EXERCISE OBJECTIVE >> Word for word, set down the records and skip each picture.

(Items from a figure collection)
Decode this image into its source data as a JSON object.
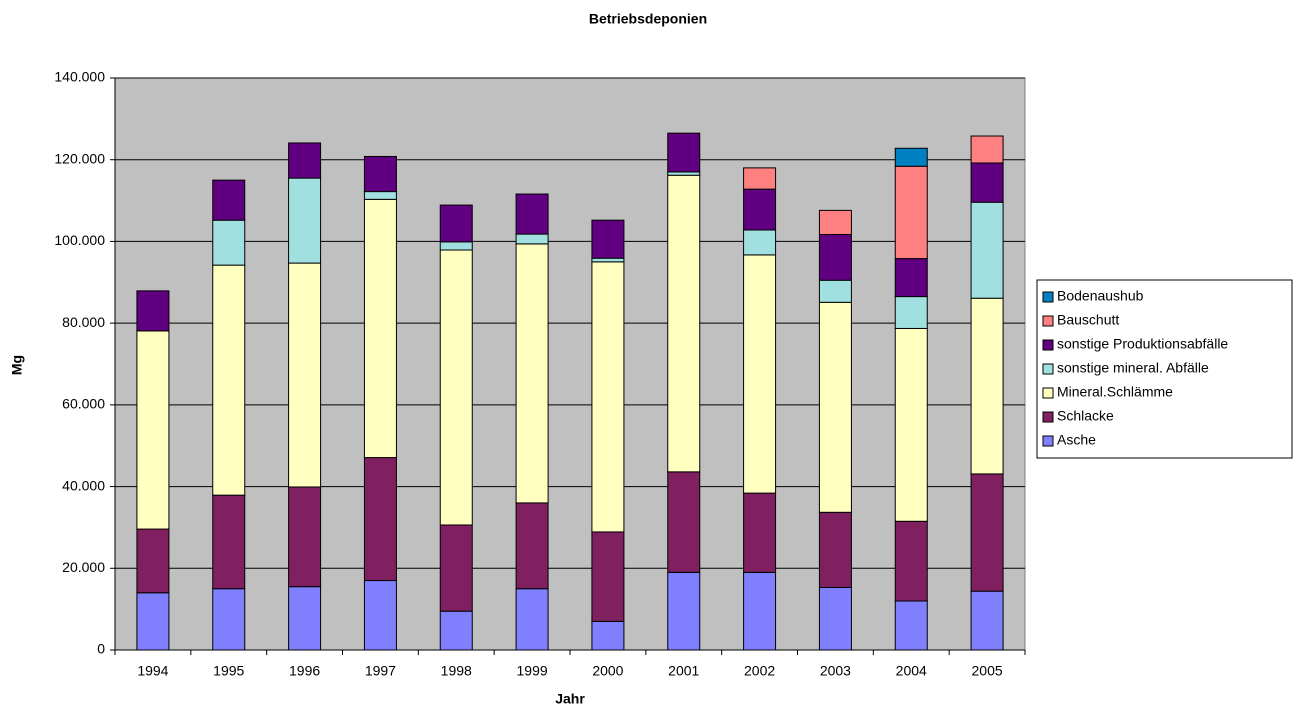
{
  "chart_data": {
    "type": "stacked_bar",
    "title": "Betriebsdeponien",
    "x_label": "Jahr",
    "y_label": "Mg",
    "categories": [
      "1994",
      "1995",
      "1996",
      "1997",
      "1998",
      "1999",
      "2000",
      "2001",
      "2002",
      "2003",
      "2004",
      "2005"
    ],
    "series": [
      {
        "name": "Asche",
        "color": "#8080ff",
        "values": [
          14000,
          15000,
          15500,
          17000,
          9500,
          15000,
          7000,
          19000,
          19000,
          15300,
          12000,
          14400
        ]
      },
      {
        "name": "Schlacke",
        "color": "#802060",
        "values": [
          15600,
          22900,
          24400,
          30100,
          21100,
          21000,
          21900,
          24600,
          19400,
          18400,
          19500,
          28700
        ]
      },
      {
        "name": "Mineral.Schlämme",
        "color": "#ffffc0",
        "values": [
          48500,
          56300,
          54800,
          63200,
          67300,
          63400,
          66100,
          72600,
          58300,
          51400,
          47200,
          43000
        ]
      },
      {
        "name": "sonstige mineral. Abfälle",
        "color": "#a0e0e0",
        "values": [
          0,
          11000,
          20800,
          1900,
          2000,
          2400,
          900,
          800,
          6100,
          5400,
          7800,
          23500
        ]
      },
      {
        "name": "sonstige Produktionsabfälle",
        "color": "#600080",
        "values": [
          9800,
          9800,
          8600,
          8600,
          9000,
          9800,
          9300,
          9500,
          10000,
          11200,
          9300,
          9600
        ]
      },
      {
        "name": "Bauschutt",
        "color": "#ff8080",
        "values": [
          0,
          0,
          0,
          0,
          0,
          0,
          0,
          0,
          5200,
          5900,
          22600,
          6600
        ]
      },
      {
        "name": "Bodenaushub",
        "color": "#0080c0",
        "values": [
          0,
          0,
          0,
          0,
          0,
          0,
          0,
          0,
          0,
          0,
          4400,
          0
        ]
      }
    ],
    "ylim": [
      0,
      140000
    ],
    "yticks": [
      0,
      {
        "value": 20000,
        "label": "20.000"
      },
      {
        "value": 40000,
        "label": "40.000"
      },
      {
        "value": 60000,
        "label": "60.000"
      },
      {
        "value": 80000,
        "label": "80.000"
      },
      {
        "value": 100000,
        "label": "100.000"
      },
      {
        "value": 120000,
        "label": "120.000"
      },
      {
        "value": 140000,
        "label": "140.000"
      }
    ],
    "grid": true,
    "legend": "right",
    "plot_background": "#c0c0c0"
  }
}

SOLUTION TO THIS EXERCISE >>
Decode this image into its source data as a JSON object.
{
  "chart_data": {
    "type": "stacked_bar",
    "title": "Betriebsdeponien",
    "x_label": "Jahr",
    "y_label": "Mg",
    "categories": [
      "1994",
      "1995",
      "1996",
      "1997",
      "1998",
      "1999",
      "2000",
      "2001",
      "2002",
      "2003",
      "2004",
      "2005"
    ],
    "series": [
      {
        "name": "Asche",
        "color": "#8080ff",
        "values": [
          14000,
          15000,
          15500,
          17000,
          9500,
          15000,
          7000,
          19000,
          19000,
          15300,
          12000,
          14400
        ]
      },
      {
        "name": "Schlacke",
        "color": "#802060",
        "values": [
          15600,
          22900,
          24400,
          30100,
          21100,
          21000,
          21900,
          24600,
          19400,
          18400,
          19500,
          28700
        ]
      },
      {
        "name": "Mineral.Schlämme",
        "color": "#ffffc0",
        "values": [
          48500,
          56300,
          54800,
          63200,
          67300,
          63400,
          66100,
          72600,
          58300,
          51400,
          47200,
          43000
        ]
      },
      {
        "name": "sonstige mineral. Abfälle",
        "color": "#a0e0e0",
        "values": [
          0,
          11000,
          20800,
          1900,
          2000,
          2400,
          900,
          800,
          6100,
          5400,
          7800,
          23500
        ]
      },
      {
        "name": "sonstige Produktionsabfälle",
        "color": "#600080",
        "values": [
          9800,
          9800,
          8600,
          8600,
          9000,
          9800,
          9300,
          9500,
          10000,
          11200,
          9300,
          9600
        ]
      },
      {
        "name": "Bauschutt",
        "color": "#ff8080",
        "values": [
          0,
          0,
          0,
          0,
          0,
          0,
          0,
          0,
          5200,
          5900,
          22600,
          6600
        ]
      },
      {
        "name": "Bodenaushub",
        "color": "#0080c0",
        "values": [
          0,
          0,
          0,
          0,
          0,
          0,
          0,
          0,
          0,
          0,
          4400,
          0
        ]
      }
    ],
    "ylim": [
      0,
      140000
    ],
    "yticks": [
      0,
      {
        "value": 20000,
        "label": "20.000"
      },
      {
        "value": 40000,
        "label": "40.000"
      },
      {
        "value": 60000,
        "label": "60.000"
      },
      {
        "value": 80000,
        "label": "80.000"
      },
      {
        "value": 100000,
        "label": "100.000"
      },
      {
        "value": 120000,
        "label": "120.000"
      },
      {
        "value": 140000,
        "label": "140.000"
      }
    ],
    "grid": true,
    "legend": "right",
    "plot_background": "#c0c0c0"
  }
}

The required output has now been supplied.